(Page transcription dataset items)
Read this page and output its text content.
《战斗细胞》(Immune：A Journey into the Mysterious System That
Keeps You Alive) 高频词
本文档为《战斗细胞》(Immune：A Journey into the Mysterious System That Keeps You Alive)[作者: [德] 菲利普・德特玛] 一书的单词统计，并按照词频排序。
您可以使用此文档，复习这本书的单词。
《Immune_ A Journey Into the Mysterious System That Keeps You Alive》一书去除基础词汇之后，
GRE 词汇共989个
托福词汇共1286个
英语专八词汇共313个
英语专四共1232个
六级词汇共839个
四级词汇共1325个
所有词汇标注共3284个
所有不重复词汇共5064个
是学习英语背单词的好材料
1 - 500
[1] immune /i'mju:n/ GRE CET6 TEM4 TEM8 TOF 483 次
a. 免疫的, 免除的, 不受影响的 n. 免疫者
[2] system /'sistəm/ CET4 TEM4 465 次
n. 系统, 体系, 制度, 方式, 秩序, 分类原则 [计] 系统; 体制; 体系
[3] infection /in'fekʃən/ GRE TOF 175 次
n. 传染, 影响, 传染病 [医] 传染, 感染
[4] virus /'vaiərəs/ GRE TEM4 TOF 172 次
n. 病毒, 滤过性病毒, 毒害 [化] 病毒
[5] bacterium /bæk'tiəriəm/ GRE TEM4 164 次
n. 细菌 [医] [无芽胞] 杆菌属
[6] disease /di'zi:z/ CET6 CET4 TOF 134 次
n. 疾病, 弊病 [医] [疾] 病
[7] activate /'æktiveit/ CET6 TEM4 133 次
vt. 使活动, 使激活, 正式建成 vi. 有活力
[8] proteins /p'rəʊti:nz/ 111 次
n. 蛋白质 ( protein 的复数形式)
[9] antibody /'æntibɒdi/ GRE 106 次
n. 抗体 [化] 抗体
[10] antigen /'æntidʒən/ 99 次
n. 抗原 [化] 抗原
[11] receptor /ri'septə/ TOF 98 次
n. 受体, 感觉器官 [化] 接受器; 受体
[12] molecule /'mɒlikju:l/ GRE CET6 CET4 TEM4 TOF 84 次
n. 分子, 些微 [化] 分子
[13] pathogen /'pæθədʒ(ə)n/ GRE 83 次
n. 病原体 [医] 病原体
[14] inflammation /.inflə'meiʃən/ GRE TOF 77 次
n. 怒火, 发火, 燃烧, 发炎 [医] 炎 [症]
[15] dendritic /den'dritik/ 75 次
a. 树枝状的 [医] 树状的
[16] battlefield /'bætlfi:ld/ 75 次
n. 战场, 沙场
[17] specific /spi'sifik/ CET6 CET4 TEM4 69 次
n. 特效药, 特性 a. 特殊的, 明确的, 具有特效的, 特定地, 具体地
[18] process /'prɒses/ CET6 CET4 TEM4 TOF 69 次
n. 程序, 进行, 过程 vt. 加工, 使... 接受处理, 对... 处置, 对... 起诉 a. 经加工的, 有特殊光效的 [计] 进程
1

**WHAT THE TASK ASKS:**
Look over the data above and show each line that contains "Alive".

**WRITTEN ANSWER:**
Keeps You Alive) 高频词
本文档为《战斗细胞》(Immune：A Journey into the Mysterious System That Keeps You Alive)[作者: [德] 菲利普・德特玛] 一书的单词统计，并按照词频排序。
《Immune_ A Journey Into the Mysterious System That Keeps You Alive》一书去除基础词汇之后，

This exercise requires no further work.